DATA FOR THIS EXERCISE:
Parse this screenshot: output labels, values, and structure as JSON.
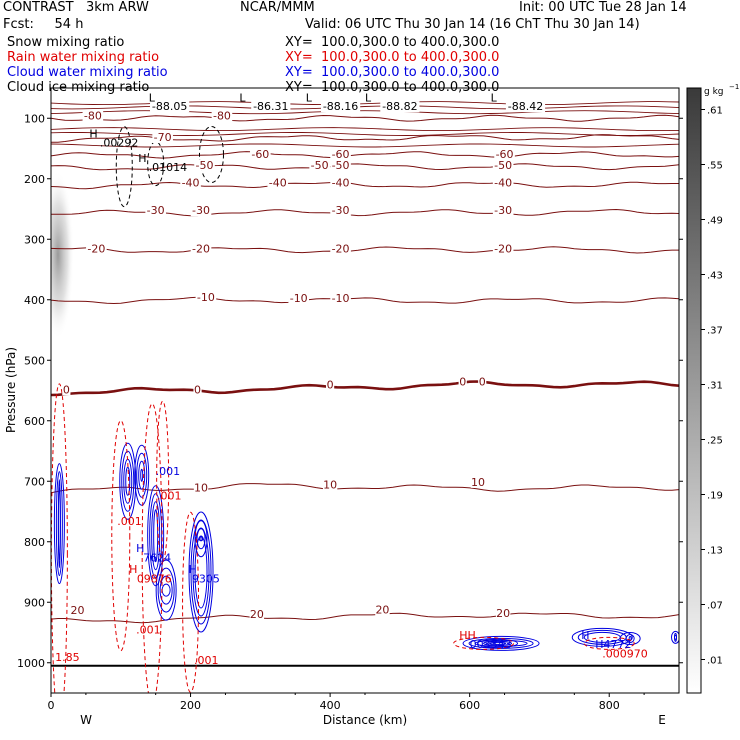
{
  "header": {
    "model": "CONTRAST   3km ARW",
    "center": "NCAR/MMM",
    "init": "Init: 00 UTC Tue 28 Jan 14",
    "fcst": "Fcst:     54 h",
    "valid": "Valid: 06 UTC Thu 30 Jan 14 (16 ChT Thu 30 Jan 14)"
  },
  "fields": [
    {
      "name": "Snow mixing ratio",
      "xsec": "XY=  100.0,300.0 to 400.0,300.0",
      "color": "#000000"
    },
    {
      "name": "Rain water mixing ratio",
      "xsec": "XY=  100.0,300.0 to 400.0,300.0",
      "color": "#e00000"
    },
    {
      "name": "Cloud water mixing ratio",
      "xsec": "XY=  100.0,300.0 to 400.0,300.0",
      "color": "#0000e0"
    },
    {
      "name": "Cloud ice mixing ratio",
      "xsec": "XY=  100.0,300.0 to 400.0,300.0",
      "color": "#000000"
    }
  ],
  "colors": {
    "temperature": "#7a1010",
    "rain": "#e00000",
    "cloud_water": "#0000e0",
    "terrain": "#000000"
  },
  "chart_data": {
    "type": "contour",
    "xlabel": "Distance (km)",
    "ylabel": "Pressure (hPa)",
    "xlim": [
      0,
      900
    ],
    "ylim": [
      1050,
      50
    ],
    "x_ticks": [
      0,
      200,
      400,
      600,
      800
    ],
    "y_ticks": [
      100,
      200,
      300,
      400,
      500,
      600,
      700,
      800,
      900,
      1000
    ],
    "direction_labels": [
      "W",
      "E"
    ],
    "colorbar": {
      "unit": "g kg",
      "unit_exp": "−1",
      "ticks": [
        ".01",
        ".07",
        ".13",
        ".19",
        ".25",
        ".31",
        ".37",
        ".43",
        ".49",
        ".55",
        ".61"
      ]
    },
    "temperature_contours": [
      {
        "label": "-80",
        "pressure": [
          100,
          100,
          100,
          100
        ]
      },
      {
        "label": "-70",
        "pressure": [
          135,
          133,
          132,
          131
        ]
      },
      {
        "label": "-60",
        "pressure": [
          162,
          160,
          160,
          160
        ]
      },
      {
        "label": "-50",
        "pressure": [
          182,
          180,
          180,
          180
        ]
      },
      {
        "label": "-40",
        "pressure": [
          212,
          210,
          210,
          210
        ]
      },
      {
        "label": "-30",
        "pressure": [
          257,
          256,
          256,
          255
        ]
      },
      {
        "label": "-20",
        "pressure": [
          318,
          318,
          317,
          318
        ]
      },
      {
        "label": "-10",
        "pressure": [
          402,
          400,
          402,
          401
        ]
      },
      {
        "label": "0",
        "pressure": [
          553,
          548,
          540,
          540
        ]
      },
      {
        "label": "10",
        "pressure": [
          717,
          707,
          712,
          710
        ]
      },
      {
        "label": "20",
        "pressure": [
          932,
          925,
          921,
          923
        ]
      }
    ],
    "contour_labels": [
      {
        "text": "-88.05",
        "x": 170,
        "p": 85
      },
      {
        "text": "-86.31",
        "x": 315,
        "p": 85
      },
      {
        "text": "-88.16",
        "x": 415,
        "p": 85
      },
      {
        "text": "-88.82",
        "x": 500,
        "p": 85
      },
      {
        "text": "-88.42",
        "x": 680,
        "p": 85
      },
      {
        "text": "-80",
        "x": 60,
        "p": 100
      },
      {
        "text": "-80",
        "x": 245,
        "p": 100
      },
      {
        "text": "-70",
        "x": 160,
        "p": 136
      },
      {
        "text": "-60",
        "x": 300,
        "p": 164
      },
      {
        "text": "-60",
        "x": 415,
        "p": 164
      },
      {
        "text": "-60",
        "x": 650,
        "p": 164
      },
      {
        "text": "-50",
        "x": 220,
        "p": 182
      },
      {
        "text": "-50",
        "x": 385,
        "p": 182
      },
      {
        "text": "-50",
        "x": 415,
        "p": 182
      },
      {
        "text": "-50",
        "x": 648,
        "p": 182
      },
      {
        "text": "-40",
        "x": 200,
        "p": 211
      },
      {
        "text": "-40",
        "x": 325,
        "p": 211
      },
      {
        "text": "-40",
        "x": 415,
        "p": 211
      },
      {
        "text": "-40",
        "x": 648,
        "p": 211
      },
      {
        "text": "-30",
        "x": 150,
        "p": 257
      },
      {
        "text": "-30",
        "x": 215,
        "p": 257
      },
      {
        "text": "-30",
        "x": 415,
        "p": 257
      },
      {
        "text": "-30",
        "x": 648,
        "p": 257
      },
      {
        "text": "-20",
        "x": 65,
        "p": 320
      },
      {
        "text": "-20",
        "x": 215,
        "p": 320
      },
      {
        "text": "-20",
        "x": 415,
        "p": 320
      },
      {
        "text": "-20",
        "x": 648,
        "p": 320
      },
      {
        "text": "-10",
        "x": 222,
        "p": 400
      },
      {
        "text": "-10",
        "x": 355,
        "p": 402
      },
      {
        "text": "-10",
        "x": 415,
        "p": 402
      },
      {
        "text": "0",
        "x": 22,
        "p": 553
      },
      {
        "text": "0",
        "x": 210,
        "p": 553
      },
      {
        "text": "0",
        "x": 400,
        "p": 545
      },
      {
        "text": "0",
        "x": 590,
        "p": 540
      },
      {
        "text": "0",
        "x": 618,
        "p": 540
      },
      {
        "text": "10",
        "x": 215,
        "p": 715
      },
      {
        "text": "10",
        "x": 400,
        "p": 710
      },
      {
        "text": "10",
        "x": 612,
        "p": 706
      },
      {
        "text": "20",
        "x": 38,
        "p": 918
      },
      {
        "text": "20",
        "x": 295,
        "p": 924
      },
      {
        "text": "20",
        "x": 475,
        "p": 917
      },
      {
        "text": "20",
        "x": 648,
        "p": 923
      }
    ],
    "extrema_labels": [
      {
        "text": "L",
        "x": 140,
        "p": 72,
        "color": "#000000"
      },
      {
        "text": "L",
        "x": 270,
        "p": 72,
        "color": "#000000"
      },
      {
        "text": "L",
        "x": 365,
        "p": 72,
        "color": "#000000"
      },
      {
        "text": "L",
        "x": 450,
        "p": 72,
        "color": "#000000"
      },
      {
        "text": "L",
        "x": 630,
        "p": 72,
        "color": "#000000"
      },
      {
        "text": "H",
        "x": 55,
        "p": 132,
        "color": "#000000"
      },
      {
        "text": ".00292",
        "x": 70,
        "p": 147,
        "color": "#000000"
      },
      {
        "text": "H",
        "x": 125,
        "p": 172,
        "color": "#000000"
      },
      {
        "text": ".01014",
        "x": 140,
        "p": 187,
        "color": "#000000"
      },
      {
        "text": ".001",
        "x": 150,
        "p": 690,
        "color": "#0000e0"
      },
      {
        "text": ".001",
        "x": 152,
        "p": 730,
        "color": "#e00000"
      },
      {
        "text": ".001",
        "x": 95,
        "p": 772,
        "color": "#e00000"
      },
      {
        "text": "H",
        "x": 122,
        "p": 817,
        "color": "#0000e0"
      },
      {
        "text": "7624",
        "x": 132,
        "p": 833,
        "color": "#0000e0"
      },
      {
        "text": "H",
        "x": 112,
        "p": 852,
        "color": "#e00000"
      },
      {
        "text": "09876",
        "x": 123,
        "p": 867,
        "color": "#e00000"
      },
      {
        "text": "H",
        "x": 197,
        "p": 852,
        "color": "#0000e0"
      },
      {
        "text": "9305",
        "x": 202,
        "p": 867,
        "color": "#0000e0"
      },
      {
        "text": ".001",
        "x": 122,
        "p": 952,
        "color": "#e00000"
      },
      {
        "text": "1.85",
        "x": 6,
        "p": 997,
        "color": "#e00000"
      },
      {
        "text": ".001",
        "x": 205,
        "p": 1002,
        "color": "#e00000"
      },
      {
        "text": "HH",
        "x": 585,
        "p": 961,
        "color": "#e00000"
      },
      {
        "text": "003343",
        "x": 600,
        "p": 976,
        "color": "#0000e0"
      },
      {
        "text": "H",
        "x": 760,
        "p": 961,
        "color": "#0000e0"
      },
      {
        "text": "H4772",
        "x": 780,
        "p": 976,
        "color": "#0000e0"
      },
      {
        "text": ".000970",
        "x": 790,
        "p": 991,
        "color": "#e00000"
      }
    ]
  }
}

EXERCISE PROMPT:
Check all the records above and select each line where the string "name" is found.

THE REPLY:
      "name": "Snow mixing ratio",
      "name": "Rain water mixing ratio",
      "name": "Cloud water mixing ratio",
      "name": "Cloud ice mixing ratio",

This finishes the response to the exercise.